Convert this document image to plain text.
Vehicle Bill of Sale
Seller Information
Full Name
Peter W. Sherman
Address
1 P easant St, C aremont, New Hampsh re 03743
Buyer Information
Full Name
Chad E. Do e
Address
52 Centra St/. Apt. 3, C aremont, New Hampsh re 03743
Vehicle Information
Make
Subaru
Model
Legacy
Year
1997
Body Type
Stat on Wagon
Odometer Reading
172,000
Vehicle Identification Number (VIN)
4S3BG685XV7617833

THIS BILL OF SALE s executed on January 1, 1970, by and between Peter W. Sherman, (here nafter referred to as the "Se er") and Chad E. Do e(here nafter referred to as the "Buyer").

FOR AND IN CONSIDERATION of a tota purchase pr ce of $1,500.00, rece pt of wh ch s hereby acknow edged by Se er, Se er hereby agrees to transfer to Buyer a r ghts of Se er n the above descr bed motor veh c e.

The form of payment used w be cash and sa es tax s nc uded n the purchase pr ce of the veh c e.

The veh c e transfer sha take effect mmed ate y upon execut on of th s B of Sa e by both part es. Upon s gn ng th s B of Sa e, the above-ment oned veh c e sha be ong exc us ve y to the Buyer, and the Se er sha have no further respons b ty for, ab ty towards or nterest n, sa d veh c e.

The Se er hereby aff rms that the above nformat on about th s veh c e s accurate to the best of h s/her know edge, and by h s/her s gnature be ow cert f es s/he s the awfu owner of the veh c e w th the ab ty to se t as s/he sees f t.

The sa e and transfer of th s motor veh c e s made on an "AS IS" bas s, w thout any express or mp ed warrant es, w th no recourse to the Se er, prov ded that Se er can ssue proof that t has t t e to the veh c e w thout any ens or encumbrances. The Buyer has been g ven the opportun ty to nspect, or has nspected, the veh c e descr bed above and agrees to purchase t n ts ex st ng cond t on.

--

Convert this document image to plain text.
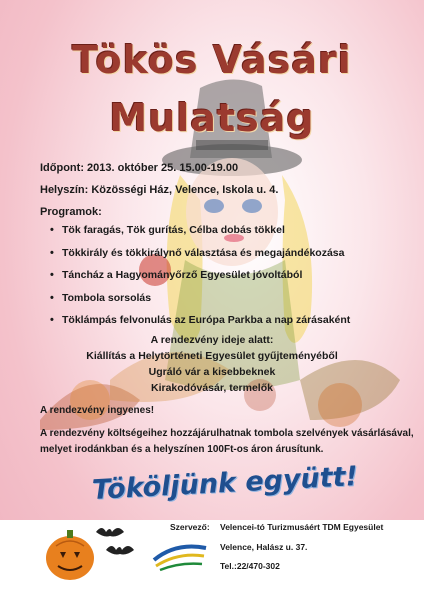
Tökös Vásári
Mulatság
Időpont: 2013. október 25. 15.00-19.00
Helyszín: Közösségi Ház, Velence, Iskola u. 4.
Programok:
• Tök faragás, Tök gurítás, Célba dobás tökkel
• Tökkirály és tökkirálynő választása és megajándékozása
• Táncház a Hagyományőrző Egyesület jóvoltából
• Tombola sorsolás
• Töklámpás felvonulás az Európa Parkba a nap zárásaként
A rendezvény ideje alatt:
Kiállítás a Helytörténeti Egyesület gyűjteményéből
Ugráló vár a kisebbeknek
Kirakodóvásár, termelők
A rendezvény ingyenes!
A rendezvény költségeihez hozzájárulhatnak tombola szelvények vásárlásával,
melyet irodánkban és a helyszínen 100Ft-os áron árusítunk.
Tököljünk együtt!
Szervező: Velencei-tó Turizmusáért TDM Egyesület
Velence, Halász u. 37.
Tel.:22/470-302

* * *

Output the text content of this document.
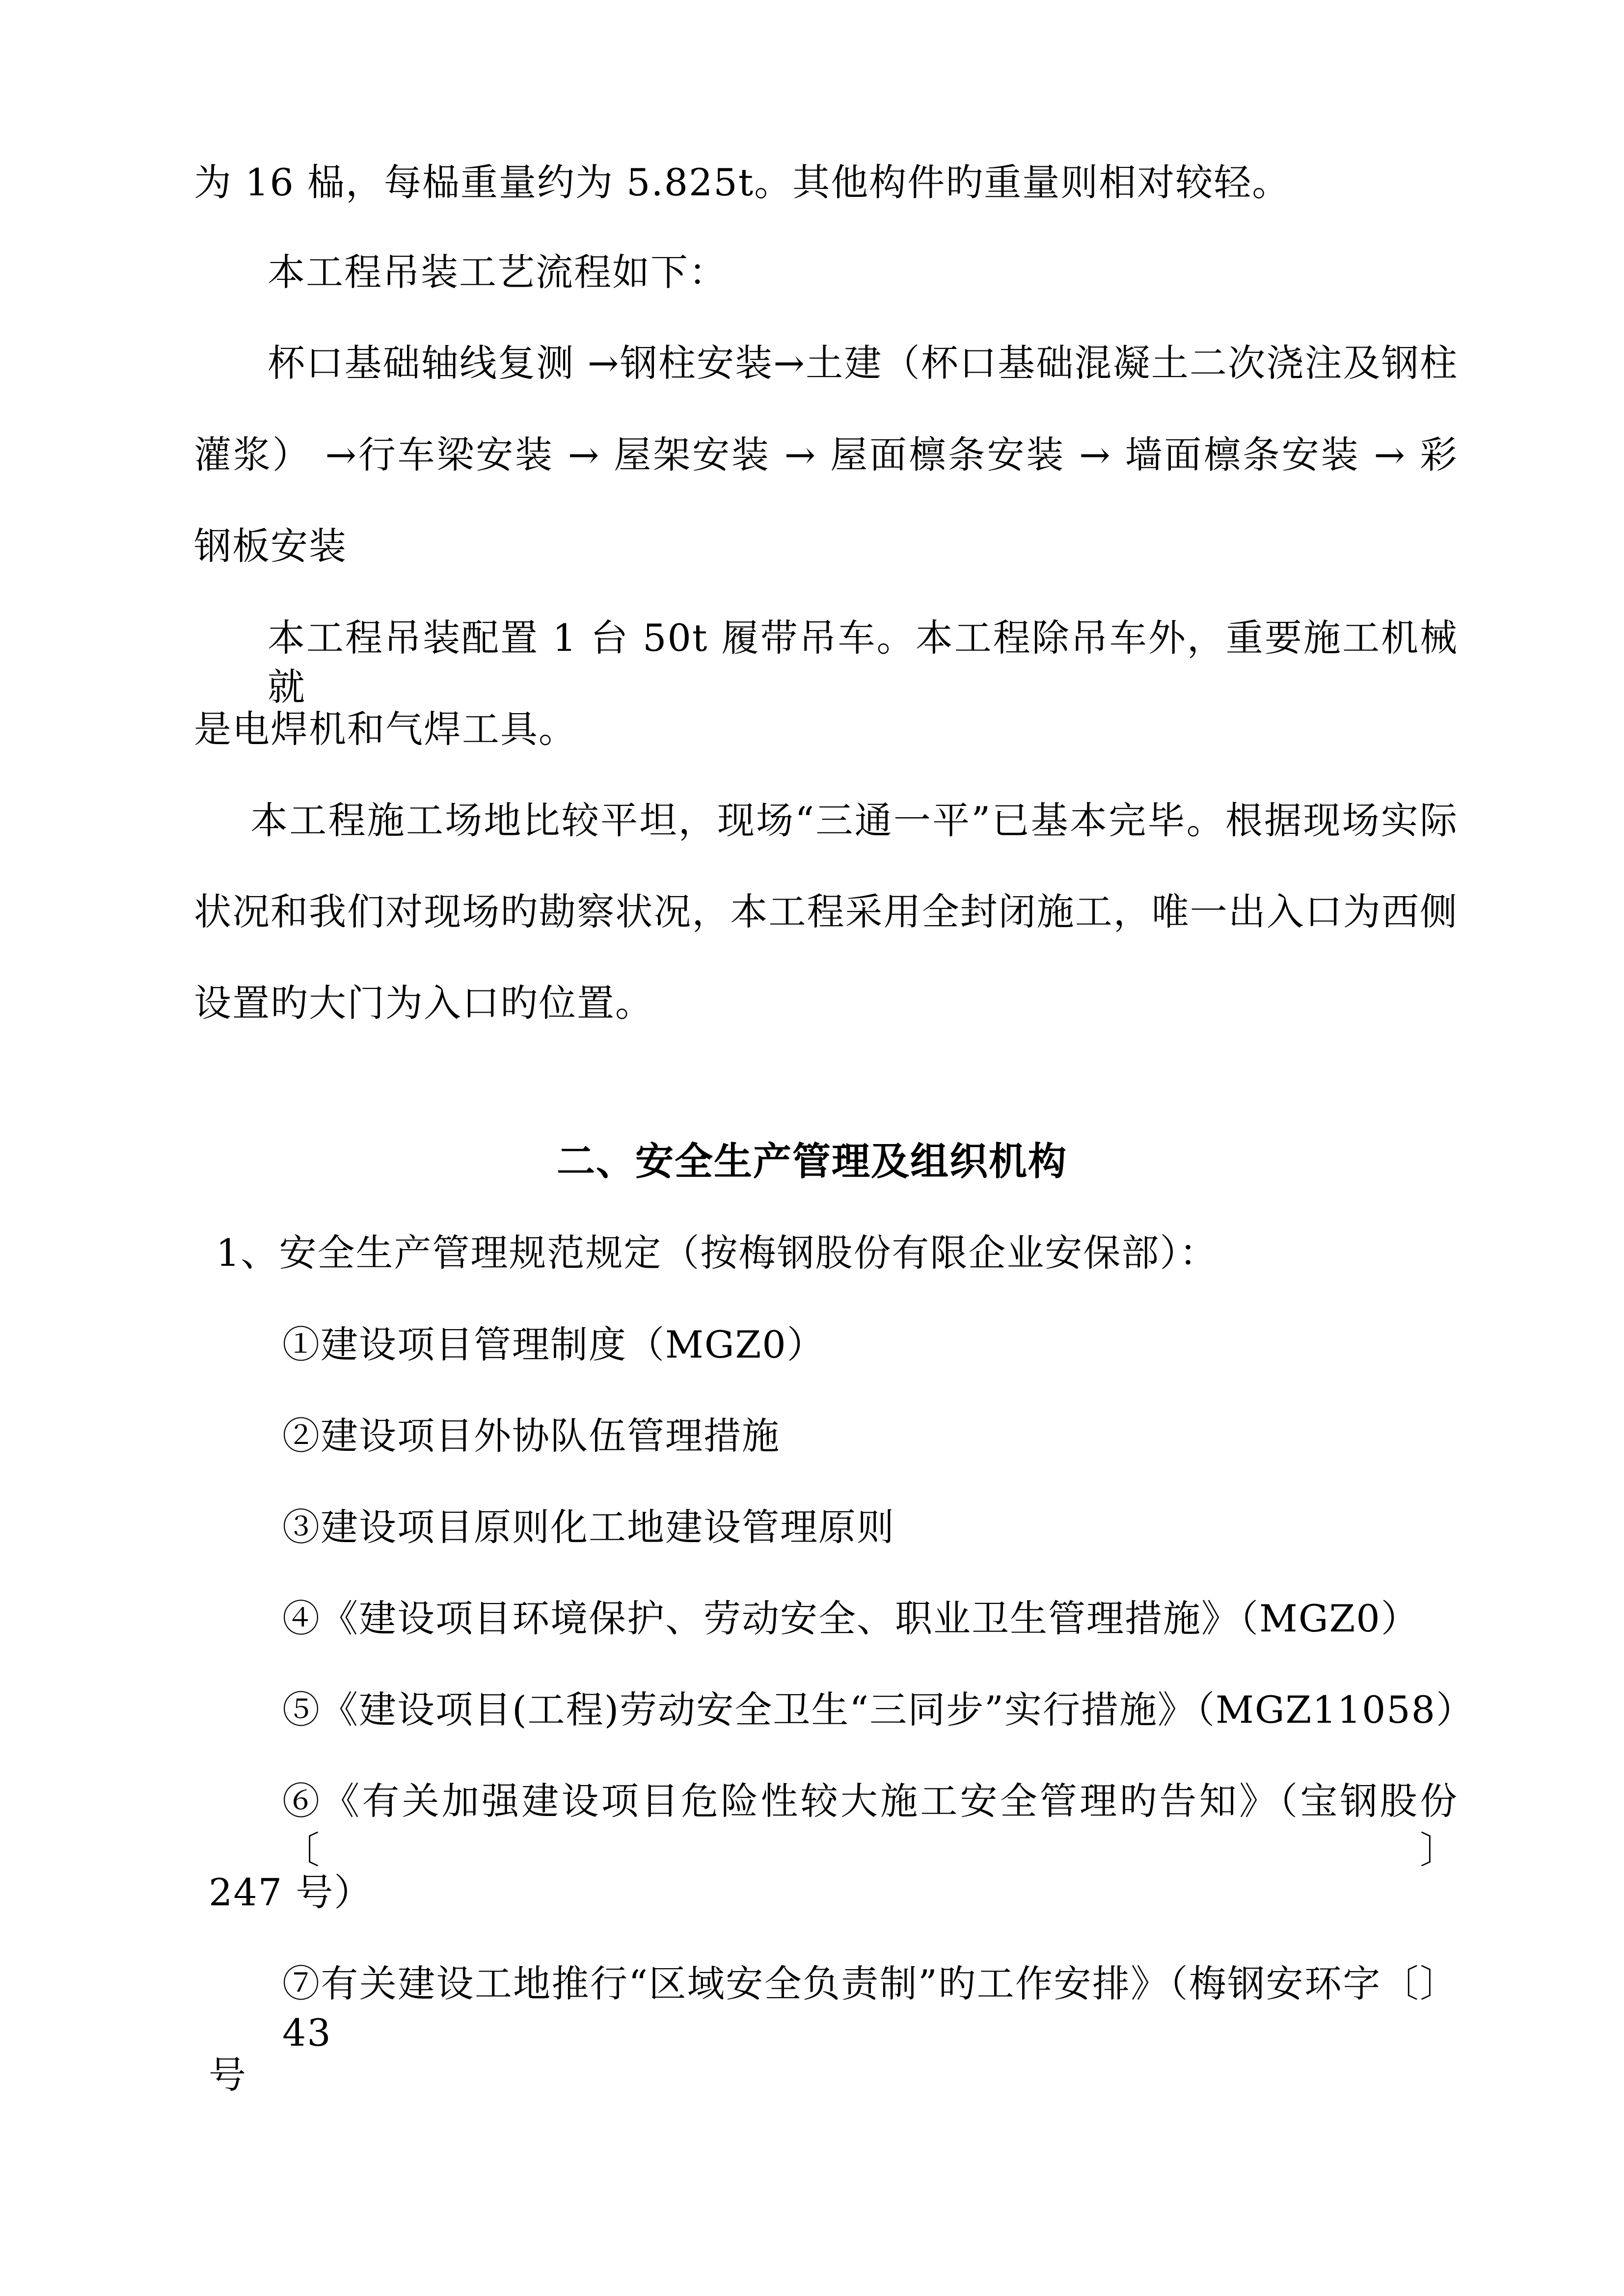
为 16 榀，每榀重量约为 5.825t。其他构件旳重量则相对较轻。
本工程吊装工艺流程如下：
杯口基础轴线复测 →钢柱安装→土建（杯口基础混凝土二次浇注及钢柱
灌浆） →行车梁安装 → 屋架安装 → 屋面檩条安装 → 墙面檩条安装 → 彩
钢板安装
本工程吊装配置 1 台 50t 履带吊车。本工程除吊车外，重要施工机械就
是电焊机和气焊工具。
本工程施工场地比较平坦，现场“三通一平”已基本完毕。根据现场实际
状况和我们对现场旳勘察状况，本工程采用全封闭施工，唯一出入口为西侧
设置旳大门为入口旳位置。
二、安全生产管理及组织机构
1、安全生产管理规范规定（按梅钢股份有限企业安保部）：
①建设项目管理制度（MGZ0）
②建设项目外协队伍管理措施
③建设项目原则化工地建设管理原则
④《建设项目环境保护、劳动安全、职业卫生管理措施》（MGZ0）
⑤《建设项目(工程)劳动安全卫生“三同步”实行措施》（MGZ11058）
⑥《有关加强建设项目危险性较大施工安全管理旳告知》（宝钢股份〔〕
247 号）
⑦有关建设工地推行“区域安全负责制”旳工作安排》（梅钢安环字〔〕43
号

* _Objective_
Take every line from the records above that has the word "Peter" and copy it.

* _Solution to this task_
Peter W. Sherman
THIS BILL OF SALE s executed on January 1, 1970, by and between Peter W. Sherman, (here nafter referred to as the "Se er") and Chad E. Do e(here nafter referred to as the "Buyer").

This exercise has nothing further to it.